--- BEGIN ---

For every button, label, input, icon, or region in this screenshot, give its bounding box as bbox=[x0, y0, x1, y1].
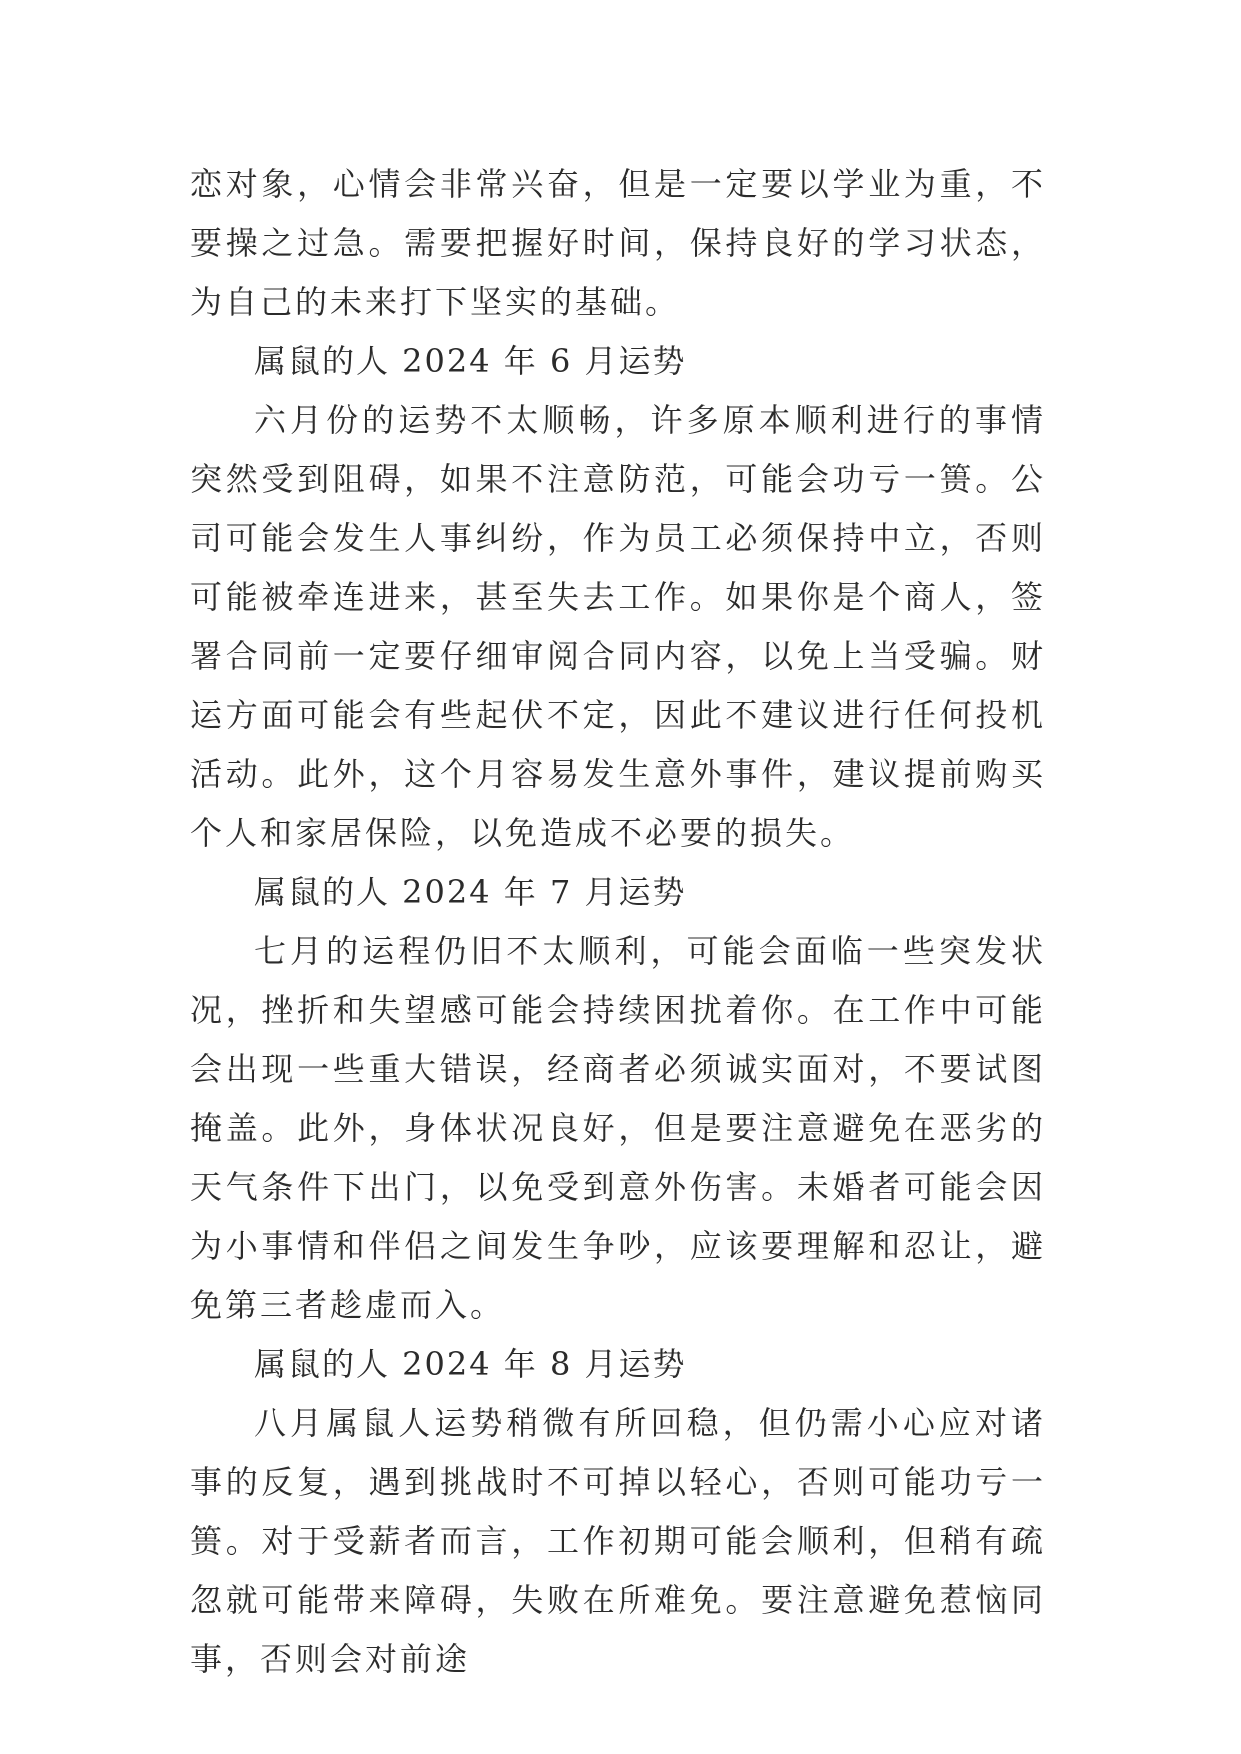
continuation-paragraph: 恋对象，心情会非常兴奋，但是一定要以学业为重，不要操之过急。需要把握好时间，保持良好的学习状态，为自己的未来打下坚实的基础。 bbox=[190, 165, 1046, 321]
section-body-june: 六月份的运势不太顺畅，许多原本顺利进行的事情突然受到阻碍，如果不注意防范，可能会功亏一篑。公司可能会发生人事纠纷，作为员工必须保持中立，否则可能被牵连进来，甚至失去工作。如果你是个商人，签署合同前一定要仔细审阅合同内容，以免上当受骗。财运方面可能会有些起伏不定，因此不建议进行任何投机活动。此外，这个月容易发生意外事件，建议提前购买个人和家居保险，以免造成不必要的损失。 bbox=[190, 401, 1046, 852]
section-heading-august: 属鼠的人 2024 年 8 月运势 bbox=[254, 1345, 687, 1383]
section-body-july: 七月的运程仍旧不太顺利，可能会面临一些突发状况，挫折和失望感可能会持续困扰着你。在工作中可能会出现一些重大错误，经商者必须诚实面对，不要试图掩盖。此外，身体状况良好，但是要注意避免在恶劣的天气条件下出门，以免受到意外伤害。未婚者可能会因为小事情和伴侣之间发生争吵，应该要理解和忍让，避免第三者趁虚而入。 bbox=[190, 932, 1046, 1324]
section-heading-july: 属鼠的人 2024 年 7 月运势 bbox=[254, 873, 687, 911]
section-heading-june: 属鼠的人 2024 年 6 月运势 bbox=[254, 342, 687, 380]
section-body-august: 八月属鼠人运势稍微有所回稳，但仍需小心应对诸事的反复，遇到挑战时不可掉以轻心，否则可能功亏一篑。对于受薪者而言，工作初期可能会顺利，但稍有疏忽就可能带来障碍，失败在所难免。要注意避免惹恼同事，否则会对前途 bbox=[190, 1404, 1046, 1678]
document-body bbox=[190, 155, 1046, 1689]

--- END ---

**Task description**
Can you reproduce, character for character, every line of the data from the one containing "165, 1046, 321]" down through the one containing "401, 1046, 852]"?

**Full answer**
continuation-paragraph: 恋对象，心情会非常兴奋，但是一定要以学业为重，不要操之过急。需要把握好时间，保持良好的学习状态，为自己的未来打下坚实的基础。 bbox=[190, 165, 1046, 321]
section-body-june: 六月份的运势不太顺畅，许多原本顺利进行的事情突然受到阻碍，如果不注意防范，可能会功亏一篑。公司可能会发生人事纠纷，作为员工必须保持中立，否则可能被牵连进来，甚至失去工作。如果你是个商人，签署合同前一定要仔细审阅合同内容，以免上当受骗。财运方面可能会有些起伏不定，因此不建议进行任何投机活动。此外，这个月容易发生意外事件，建议提前购买个人和家居保险，以免造成不必要的损失。 bbox=[190, 401, 1046, 852]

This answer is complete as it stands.